» Task to complete
Copy out these lines exactly as they appear, from first to last.

» Data to use
════════════════
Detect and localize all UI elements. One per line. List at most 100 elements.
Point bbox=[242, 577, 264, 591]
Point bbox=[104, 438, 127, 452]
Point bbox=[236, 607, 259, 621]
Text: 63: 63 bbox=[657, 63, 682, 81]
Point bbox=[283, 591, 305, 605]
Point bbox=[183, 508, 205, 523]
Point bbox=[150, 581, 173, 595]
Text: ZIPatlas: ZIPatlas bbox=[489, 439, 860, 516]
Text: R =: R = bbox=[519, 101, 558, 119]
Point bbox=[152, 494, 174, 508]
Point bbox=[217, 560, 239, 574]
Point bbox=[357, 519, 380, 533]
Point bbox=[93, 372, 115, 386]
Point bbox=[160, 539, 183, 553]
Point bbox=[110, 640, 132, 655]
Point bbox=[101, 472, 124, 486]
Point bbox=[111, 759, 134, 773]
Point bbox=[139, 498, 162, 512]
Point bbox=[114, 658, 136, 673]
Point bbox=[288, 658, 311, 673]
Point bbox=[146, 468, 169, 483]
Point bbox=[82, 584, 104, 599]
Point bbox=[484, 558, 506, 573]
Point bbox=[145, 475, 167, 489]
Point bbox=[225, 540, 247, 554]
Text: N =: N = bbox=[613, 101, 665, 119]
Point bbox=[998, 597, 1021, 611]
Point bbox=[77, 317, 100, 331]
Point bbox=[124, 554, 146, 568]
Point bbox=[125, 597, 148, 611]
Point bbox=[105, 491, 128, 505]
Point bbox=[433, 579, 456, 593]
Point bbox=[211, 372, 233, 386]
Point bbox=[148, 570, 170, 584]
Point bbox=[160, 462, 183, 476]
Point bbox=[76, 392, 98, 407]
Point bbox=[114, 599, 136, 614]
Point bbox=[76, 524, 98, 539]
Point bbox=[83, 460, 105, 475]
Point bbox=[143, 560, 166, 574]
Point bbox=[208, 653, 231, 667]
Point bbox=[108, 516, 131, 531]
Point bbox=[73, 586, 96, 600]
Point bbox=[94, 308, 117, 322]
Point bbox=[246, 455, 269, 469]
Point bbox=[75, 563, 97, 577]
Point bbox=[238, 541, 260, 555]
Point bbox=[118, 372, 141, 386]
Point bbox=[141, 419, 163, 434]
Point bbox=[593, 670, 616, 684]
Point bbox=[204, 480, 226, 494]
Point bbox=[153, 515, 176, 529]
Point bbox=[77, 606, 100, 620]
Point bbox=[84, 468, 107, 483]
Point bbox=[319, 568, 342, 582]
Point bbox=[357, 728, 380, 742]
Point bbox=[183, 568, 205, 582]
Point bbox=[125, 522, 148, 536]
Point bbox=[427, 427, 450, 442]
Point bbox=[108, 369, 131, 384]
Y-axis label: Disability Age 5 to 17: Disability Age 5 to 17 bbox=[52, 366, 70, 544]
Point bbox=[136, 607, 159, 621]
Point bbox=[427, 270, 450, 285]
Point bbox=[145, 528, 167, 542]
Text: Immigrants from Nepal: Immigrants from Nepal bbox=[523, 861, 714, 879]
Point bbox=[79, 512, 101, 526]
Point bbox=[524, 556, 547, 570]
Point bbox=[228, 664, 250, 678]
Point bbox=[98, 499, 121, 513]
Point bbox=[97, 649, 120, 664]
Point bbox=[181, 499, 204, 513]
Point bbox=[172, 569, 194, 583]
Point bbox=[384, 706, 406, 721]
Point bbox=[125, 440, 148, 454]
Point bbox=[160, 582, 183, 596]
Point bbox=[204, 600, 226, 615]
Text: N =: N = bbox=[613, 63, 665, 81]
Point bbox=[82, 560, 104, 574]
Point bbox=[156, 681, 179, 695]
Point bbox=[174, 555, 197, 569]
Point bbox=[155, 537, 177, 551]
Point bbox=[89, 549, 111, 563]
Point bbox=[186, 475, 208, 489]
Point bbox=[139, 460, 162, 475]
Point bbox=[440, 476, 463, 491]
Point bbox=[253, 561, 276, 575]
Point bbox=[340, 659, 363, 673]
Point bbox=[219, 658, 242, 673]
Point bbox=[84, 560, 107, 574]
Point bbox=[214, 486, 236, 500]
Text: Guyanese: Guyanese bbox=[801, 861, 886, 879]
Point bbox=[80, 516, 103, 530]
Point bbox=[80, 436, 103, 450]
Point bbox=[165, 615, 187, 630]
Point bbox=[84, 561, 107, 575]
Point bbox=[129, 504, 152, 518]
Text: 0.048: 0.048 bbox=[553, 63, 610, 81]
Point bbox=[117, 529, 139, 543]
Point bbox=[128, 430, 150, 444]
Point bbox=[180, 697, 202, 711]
════════════════
» Task response
Detect and localize all UI elements. One per line. List at most 100 elements.
Point bbox=[242, 577, 264, 591]
Point bbox=[104, 438, 127, 452]
Point bbox=[236, 607, 259, 621]
Text: 63: 63 bbox=[657, 63, 682, 81]
Point bbox=[283, 591, 305, 605]
Point bbox=[183, 508, 205, 523]
Point bbox=[150, 581, 173, 595]
Text: ZIPatlas: ZIPatlas bbox=[489, 439, 860, 516]
Text: R =: R = bbox=[519, 101, 558, 119]
Point bbox=[152, 494, 174, 508]
Point bbox=[217, 560, 239, 574]
Point bbox=[357, 519, 380, 533]
Point bbox=[93, 372, 115, 386]
Point bbox=[160, 539, 183, 553]
Point bbox=[110, 640, 132, 655]
Point bbox=[101, 472, 124, 486]
Point bbox=[111, 759, 134, 773]
Point bbox=[139, 498, 162, 512]
Point bbox=[114, 658, 136, 673]
Point bbox=[288, 658, 311, 673]
Point bbox=[146, 468, 169, 483]
Point bbox=[82, 584, 104, 599]
Point bbox=[484, 558, 506, 573]
Point bbox=[145, 475, 167, 489]
Point bbox=[225, 540, 247, 554]
Text: N =: N = bbox=[613, 101, 665, 119]
Point bbox=[998, 597, 1021, 611]
Point bbox=[77, 317, 100, 331]
Point bbox=[124, 554, 146, 568]
Point bbox=[125, 597, 148, 611]
Point bbox=[105, 491, 128, 505]
Point bbox=[433, 579, 456, 593]
Point bbox=[211, 372, 233, 386]
Point bbox=[148, 570, 170, 584]
Point bbox=[160, 462, 183, 476]
Point bbox=[76, 392, 98, 407]
Point bbox=[114, 599, 136, 614]
Point bbox=[76, 524, 98, 539]
Point bbox=[83, 460, 105, 475]
Point bbox=[143, 560, 166, 574]
Point bbox=[208, 653, 231, 667]
Point bbox=[108, 516, 131, 531]
Point bbox=[73, 586, 96, 600]
Point bbox=[94, 308, 117, 322]
Point bbox=[246, 455, 269, 469]
Point bbox=[75, 563, 97, 577]
Point bbox=[238, 541, 260, 555]
Point bbox=[118, 372, 141, 386]
Point bbox=[141, 419, 163, 434]
Point bbox=[593, 670, 616, 684]
Point bbox=[204, 480, 226, 494]
Point bbox=[153, 515, 176, 529]
Point bbox=[77, 606, 100, 620]
Point bbox=[84, 468, 107, 483]
Point bbox=[319, 568, 342, 582]
Point bbox=[357, 728, 380, 742]
Point bbox=[183, 568, 205, 582]
Point bbox=[125, 522, 148, 536]
Point bbox=[427, 427, 450, 442]
Point bbox=[108, 369, 131, 384]
Y-axis label: Disability Age 5 to 17: Disability Age 5 to 17 bbox=[52, 366, 70, 544]
Point bbox=[136, 607, 159, 621]
Point bbox=[427, 270, 450, 285]
Point bbox=[145, 528, 167, 542]
Text: Immigrants from Nepal: Immigrants from Nepal bbox=[523, 861, 714, 879]
Point bbox=[79, 512, 101, 526]
Point bbox=[524, 556, 547, 570]
Point bbox=[228, 664, 250, 678]
Point bbox=[98, 499, 121, 513]
Point bbox=[97, 649, 120, 664]
Point bbox=[181, 499, 204, 513]
Point bbox=[172, 569, 194, 583]
Point bbox=[384, 706, 406, 721]
Point bbox=[125, 440, 148, 454]
Point bbox=[160, 582, 183, 596]
Point bbox=[204, 600, 226, 615]
Text: N =: N = bbox=[613, 63, 665, 81]
Point bbox=[82, 560, 104, 574]
Point bbox=[156, 681, 179, 695]
Point bbox=[174, 555, 197, 569]
Point bbox=[155, 537, 177, 551]
Point bbox=[89, 549, 111, 563]
Point bbox=[186, 475, 208, 489]
Point bbox=[139, 460, 162, 475]
Point bbox=[440, 476, 463, 491]
Point bbox=[253, 561, 276, 575]
Point bbox=[340, 659, 363, 673]
Point bbox=[219, 658, 242, 673]
Point bbox=[84, 560, 107, 574]
Point bbox=[214, 486, 236, 500]
Text: Guyanese: Guyanese bbox=[801, 861, 886, 879]
Point bbox=[80, 516, 103, 530]
Point bbox=[80, 436, 103, 450]
Point bbox=[165, 615, 187, 630]
Point bbox=[84, 561, 107, 575]
Point bbox=[129, 504, 152, 518]
Text: 0.048: 0.048 bbox=[553, 63, 610, 81]
Point bbox=[117, 529, 139, 543]
Point bbox=[128, 430, 150, 444]
Point bbox=[180, 697, 202, 711]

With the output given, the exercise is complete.